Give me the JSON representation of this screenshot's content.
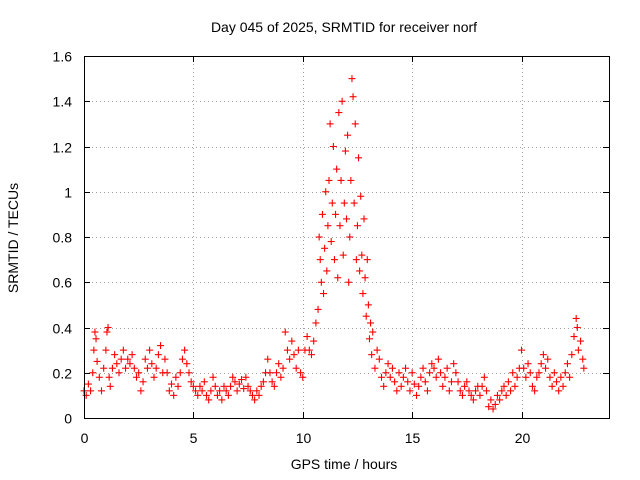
{
  "chart_data": {
    "type": "scatter",
    "title": "Day 045 of 2025, SRMTID for receiver norf",
    "xlabel": "GPS time / hours",
    "ylabel": "SRMTID / TECUs",
    "xlim": [
      0,
      24
    ],
    "ylim": [
      0,
      1.6
    ],
    "xticks": [
      0,
      5,
      10,
      15,
      20
    ],
    "yticks": [
      0,
      0.2,
      0.4,
      0.6,
      0.8,
      1,
      1.2,
      1.4,
      1.6
    ],
    "xtick_labels": [
      "0",
      "5",
      "10",
      "15",
      "20"
    ],
    "ytick_labels": [
      "0",
      "0.2",
      "0.4",
      "0.6",
      "0.8",
      "1",
      "1.2",
      "1.4",
      "1.6"
    ],
    "grid": true,
    "marker": "+",
    "series": [
      {
        "name": "SRMTID",
        "color": "#ff0000",
        "points": [
          [
            0.0,
            0.12
          ],
          [
            0.1,
            0.1
          ],
          [
            0.2,
            0.15
          ],
          [
            0.3,
            0.12
          ],
          [
            0.4,
            0.2
          ],
          [
            0.45,
            0.3
          ],
          [
            0.5,
            0.38
          ],
          [
            0.55,
            0.35
          ],
          [
            0.6,
            0.25
          ],
          [
            0.7,
            0.18
          ],
          [
            0.8,
            0.12
          ],
          [
            0.9,
            0.22
          ],
          [
            1.0,
            0.3
          ],
          [
            1.05,
            0.38
          ],
          [
            1.1,
            0.4
          ],
          [
            1.15,
            0.18
          ],
          [
            1.2,
            0.14
          ],
          [
            1.3,
            0.22
          ],
          [
            1.4,
            0.28
          ],
          [
            1.5,
            0.24
          ],
          [
            1.6,
            0.2
          ],
          [
            1.7,
            0.26
          ],
          [
            1.8,
            0.3
          ],
          [
            1.9,
            0.22
          ],
          [
            2.0,
            0.26
          ],
          [
            2.1,
            0.24
          ],
          [
            2.2,
            0.28
          ],
          [
            2.3,
            0.22
          ],
          [
            2.4,
            0.18
          ],
          [
            2.5,
            0.2
          ],
          [
            2.6,
            0.12
          ],
          [
            2.7,
            0.16
          ],
          [
            2.8,
            0.26
          ],
          [
            2.9,
            0.22
          ],
          [
            3.0,
            0.3
          ],
          [
            3.1,
            0.24
          ],
          [
            3.2,
            0.18
          ],
          [
            3.3,
            0.22
          ],
          [
            3.4,
            0.28
          ],
          [
            3.5,
            0.32
          ],
          [
            3.6,
            0.2
          ],
          [
            3.7,
            0.26
          ],
          [
            3.8,
            0.2
          ],
          [
            3.9,
            0.12
          ],
          [
            4.0,
            0.15
          ],
          [
            4.1,
            0.1
          ],
          [
            4.2,
            0.18
          ],
          [
            4.3,
            0.14
          ],
          [
            4.4,
            0.2
          ],
          [
            4.5,
            0.26
          ],
          [
            4.6,
            0.3
          ],
          [
            4.7,
            0.24
          ],
          [
            4.8,
            0.2
          ],
          [
            4.9,
            0.16
          ],
          [
            5.0,
            0.14
          ],
          [
            5.1,
            0.12
          ],
          [
            5.2,
            0.1
          ],
          [
            5.3,
            0.14
          ],
          [
            5.4,
            0.12
          ],
          [
            5.5,
            0.16
          ],
          [
            5.6,
            0.1
          ],
          [
            5.7,
            0.08
          ],
          [
            5.8,
            0.12
          ],
          [
            5.9,
            0.18
          ],
          [
            6.0,
            0.14
          ],
          [
            6.1,
            0.1
          ],
          [
            6.2,
            0.12
          ],
          [
            6.3,
            0.08
          ],
          [
            6.4,
            0.14
          ],
          [
            6.5,
            0.12
          ],
          [
            6.6,
            0.1
          ],
          [
            6.7,
            0.14
          ],
          [
            6.8,
            0.18
          ],
          [
            6.9,
            0.16
          ],
          [
            7.0,
            0.12
          ],
          [
            7.1,
            0.15
          ],
          [
            7.2,
            0.17
          ],
          [
            7.3,
            0.13
          ],
          [
            7.4,
            0.18
          ],
          [
            7.5,
            0.14
          ],
          [
            7.6,
            0.12
          ],
          [
            7.7,
            0.1
          ],
          [
            7.8,
            0.08
          ],
          [
            7.9,
            0.12
          ],
          [
            8.0,
            0.1
          ],
          [
            8.1,
            0.14
          ],
          [
            8.2,
            0.16
          ],
          [
            8.3,
            0.2
          ],
          [
            8.4,
            0.26
          ],
          [
            8.5,
            0.2
          ],
          [
            8.6,
            0.16
          ],
          [
            8.7,
            0.14
          ],
          [
            8.8,
            0.2
          ],
          [
            8.9,
            0.24
          ],
          [
            9.0,
            0.18
          ],
          [
            9.1,
            0.22
          ],
          [
            9.2,
            0.38
          ],
          [
            9.3,
            0.3
          ],
          [
            9.4,
            0.26
          ],
          [
            9.5,
            0.34
          ],
          [
            9.6,
            0.28
          ],
          [
            9.7,
            0.22
          ],
          [
            9.8,
            0.3
          ],
          [
            9.9,
            0.2
          ],
          [
            10.0,
            0.18
          ],
          [
            10.1,
            0.3
          ],
          [
            10.2,
            0.36
          ],
          [
            10.3,
            0.3
          ],
          [
            10.4,
            0.28
          ],
          [
            10.5,
            0.34
          ],
          [
            10.6,
            0.42
          ],
          [
            10.7,
            0.48
          ],
          [
            10.75,
            0.8
          ],
          [
            10.8,
            0.7
          ],
          [
            10.85,
            0.6
          ],
          [
            10.9,
            0.9
          ],
          [
            10.95,
            0.55
          ],
          [
            11.0,
            0.75
          ],
          [
            11.05,
            1.0
          ],
          [
            11.1,
            0.65
          ],
          [
            11.15,
            0.85
          ],
          [
            11.2,
            1.05
          ],
          [
            11.25,
            1.3
          ],
          [
            11.3,
            0.78
          ],
          [
            11.35,
            0.95
          ],
          [
            11.4,
            1.2
          ],
          [
            11.45,
            0.7
          ],
          [
            11.5,
            0.9
          ],
          [
            11.55,
            1.1
          ],
          [
            11.6,
            0.62
          ],
          [
            11.65,
            1.35
          ],
          [
            11.7,
            0.85
          ],
          [
            11.75,
            1.05
          ],
          [
            11.8,
            1.4
          ],
          [
            11.85,
            0.72
          ],
          [
            11.9,
            0.95
          ],
          [
            11.95,
            1.18
          ],
          [
            12.0,
            0.88
          ],
          [
            12.05,
            1.25
          ],
          [
            12.1,
            0.6
          ],
          [
            12.15,
            0.8
          ],
          [
            12.2,
            1.05
          ],
          [
            12.25,
            1.5
          ],
          [
            12.3,
            1.42
          ],
          [
            12.35,
            0.95
          ],
          [
            12.4,
            1.3
          ],
          [
            12.45,
            0.7
          ],
          [
            12.5,
            0.85
          ],
          [
            12.55,
            1.15
          ],
          [
            12.6,
            0.65
          ],
          [
            12.65,
            0.98
          ],
          [
            12.7,
            0.72
          ],
          [
            12.75,
            0.55
          ],
          [
            12.8,
            0.88
          ],
          [
            12.85,
            0.62
          ],
          [
            12.9,
            0.45
          ],
          [
            12.95,
            0.7
          ],
          [
            13.0,
            0.5
          ],
          [
            13.05,
            0.35
          ],
          [
            13.1,
            0.42
          ],
          [
            13.15,
            0.28
          ],
          [
            13.2,
            0.38
          ],
          [
            13.3,
            0.22
          ],
          [
            13.4,
            0.3
          ],
          [
            13.5,
            0.26
          ],
          [
            13.6,
            0.18
          ],
          [
            13.7,
            0.14
          ],
          [
            13.8,
            0.2
          ],
          [
            13.9,
            0.24
          ],
          [
            14.0,
            0.18
          ],
          [
            14.1,
            0.22
          ],
          [
            14.2,
            0.16
          ],
          [
            14.3,
            0.12
          ],
          [
            14.4,
            0.2
          ],
          [
            14.5,
            0.14
          ],
          [
            14.6,
            0.18
          ],
          [
            14.7,
            0.22
          ],
          [
            14.8,
            0.16
          ],
          [
            14.9,
            0.12
          ],
          [
            15.0,
            0.2
          ],
          [
            15.1,
            0.15
          ],
          [
            15.2,
            0.1
          ],
          [
            15.3,
            0.14
          ],
          [
            15.4,
            0.18
          ],
          [
            15.5,
            0.22
          ],
          [
            15.6,
            0.16
          ],
          [
            15.7,
            0.12
          ],
          [
            15.8,
            0.2
          ],
          [
            15.9,
            0.24
          ],
          [
            16.0,
            0.22
          ],
          [
            16.1,
            0.18
          ],
          [
            16.2,
            0.26
          ],
          [
            16.3,
            0.2
          ],
          [
            16.4,
            0.14
          ],
          [
            16.5,
            0.18
          ],
          [
            16.6,
            0.22
          ],
          [
            16.7,
            0.12
          ],
          [
            16.8,
            0.16
          ],
          [
            16.9,
            0.24
          ],
          [
            17.0,
            0.2
          ],
          [
            17.1,
            0.16
          ],
          [
            17.2,
            0.12
          ],
          [
            17.3,
            0.1
          ],
          [
            17.4,
            0.14
          ],
          [
            17.5,
            0.16
          ],
          [
            17.6,
            0.12
          ],
          [
            17.7,
            0.1
          ],
          [
            17.8,
            0.08
          ],
          [
            17.9,
            0.12
          ],
          [
            18.0,
            0.14
          ],
          [
            18.1,
            0.1
          ],
          [
            18.2,
            0.14
          ],
          [
            18.3,
            0.18
          ],
          [
            18.4,
            0.12
          ],
          [
            18.5,
            0.05
          ],
          [
            18.6,
            0.08
          ],
          [
            18.7,
            0.04
          ],
          [
            18.8,
            0.06
          ],
          [
            18.9,
            0.1
          ],
          [
            19.0,
            0.08
          ],
          [
            19.1,
            0.12
          ],
          [
            19.2,
            0.14
          ],
          [
            19.3,
            0.1
          ],
          [
            19.4,
            0.16
          ],
          [
            19.5,
            0.12
          ],
          [
            19.6,
            0.2
          ],
          [
            19.7,
            0.14
          ],
          [
            19.8,
            0.18
          ],
          [
            19.9,
            0.22
          ],
          [
            20.0,
            0.3
          ],
          [
            20.1,
            0.22
          ],
          [
            20.2,
            0.18
          ],
          [
            20.3,
            0.24
          ],
          [
            20.4,
            0.2
          ],
          [
            20.5,
            0.14
          ],
          [
            20.6,
            0.12
          ],
          [
            20.7,
            0.18
          ],
          [
            20.8,
            0.2
          ],
          [
            20.9,
            0.24
          ],
          [
            21.0,
            0.28
          ],
          [
            21.1,
            0.22
          ],
          [
            21.2,
            0.26
          ],
          [
            21.3,
            0.18
          ],
          [
            21.4,
            0.14
          ],
          [
            21.5,
            0.2
          ],
          [
            21.6,
            0.16
          ],
          [
            21.7,
            0.12
          ],
          [
            21.8,
            0.18
          ],
          [
            21.9,
            0.14
          ],
          [
            22.0,
            0.2
          ],
          [
            22.1,
            0.24
          ],
          [
            22.2,
            0.18
          ],
          [
            22.3,
            0.28
          ],
          [
            22.4,
            0.36
          ],
          [
            22.5,
            0.44
          ],
          [
            22.55,
            0.4
          ],
          [
            22.6,
            0.3
          ],
          [
            22.7,
            0.34
          ],
          [
            22.8,
            0.26
          ],
          [
            22.85,
            0.22
          ]
        ]
      }
    ]
  }
}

= = =

What you should do:
Determine how many of the lines above hold the word "SRMTID", and output that number by itself.

Solved exercise:
3